Start of GIVEN ENTRIES

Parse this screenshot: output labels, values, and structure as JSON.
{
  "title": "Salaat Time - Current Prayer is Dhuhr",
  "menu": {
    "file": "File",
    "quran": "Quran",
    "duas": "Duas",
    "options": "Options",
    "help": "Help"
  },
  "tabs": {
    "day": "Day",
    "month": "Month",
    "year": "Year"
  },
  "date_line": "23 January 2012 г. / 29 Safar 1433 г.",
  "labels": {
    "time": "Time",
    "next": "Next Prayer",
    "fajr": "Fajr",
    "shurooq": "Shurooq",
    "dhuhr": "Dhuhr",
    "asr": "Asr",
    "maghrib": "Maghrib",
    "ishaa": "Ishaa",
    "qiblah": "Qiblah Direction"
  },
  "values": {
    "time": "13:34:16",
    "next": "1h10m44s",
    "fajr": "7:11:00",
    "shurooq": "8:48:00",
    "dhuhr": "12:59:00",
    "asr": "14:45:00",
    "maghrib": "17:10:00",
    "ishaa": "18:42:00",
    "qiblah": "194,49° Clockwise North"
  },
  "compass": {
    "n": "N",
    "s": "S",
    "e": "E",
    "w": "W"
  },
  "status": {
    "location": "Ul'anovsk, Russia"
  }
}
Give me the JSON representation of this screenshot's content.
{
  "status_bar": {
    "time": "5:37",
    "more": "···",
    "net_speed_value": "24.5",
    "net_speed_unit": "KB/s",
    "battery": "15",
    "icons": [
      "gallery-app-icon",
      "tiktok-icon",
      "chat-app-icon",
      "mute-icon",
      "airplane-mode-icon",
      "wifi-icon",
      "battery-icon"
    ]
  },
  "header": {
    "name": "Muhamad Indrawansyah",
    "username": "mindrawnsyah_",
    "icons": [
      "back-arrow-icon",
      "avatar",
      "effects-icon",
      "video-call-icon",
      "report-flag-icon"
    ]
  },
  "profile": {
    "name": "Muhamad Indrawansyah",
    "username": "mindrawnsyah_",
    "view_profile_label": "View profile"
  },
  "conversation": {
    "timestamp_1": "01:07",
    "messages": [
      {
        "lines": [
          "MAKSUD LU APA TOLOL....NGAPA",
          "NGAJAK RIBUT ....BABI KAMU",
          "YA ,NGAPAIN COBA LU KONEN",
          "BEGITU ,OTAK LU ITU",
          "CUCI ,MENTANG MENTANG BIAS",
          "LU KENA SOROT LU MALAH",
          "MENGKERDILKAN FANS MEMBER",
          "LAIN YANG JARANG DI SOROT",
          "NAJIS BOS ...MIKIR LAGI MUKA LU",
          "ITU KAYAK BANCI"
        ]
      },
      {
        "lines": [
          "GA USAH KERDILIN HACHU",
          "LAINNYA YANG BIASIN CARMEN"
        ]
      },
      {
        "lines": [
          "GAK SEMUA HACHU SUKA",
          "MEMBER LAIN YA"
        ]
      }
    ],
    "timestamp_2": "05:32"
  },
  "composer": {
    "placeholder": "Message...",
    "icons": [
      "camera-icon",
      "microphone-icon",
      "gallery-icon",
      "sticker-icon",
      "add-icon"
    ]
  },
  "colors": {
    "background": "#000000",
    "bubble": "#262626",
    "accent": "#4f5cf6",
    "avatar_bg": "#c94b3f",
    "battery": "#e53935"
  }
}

End of GIVEN ENTRIES

GIVEN REQUEST: Gather from the data above every line with the string "SOROT".

RESULT BELOW:
          "LU KENA SOROT LU MALAH",
          "LAIN YANG JARANG DI SOROT",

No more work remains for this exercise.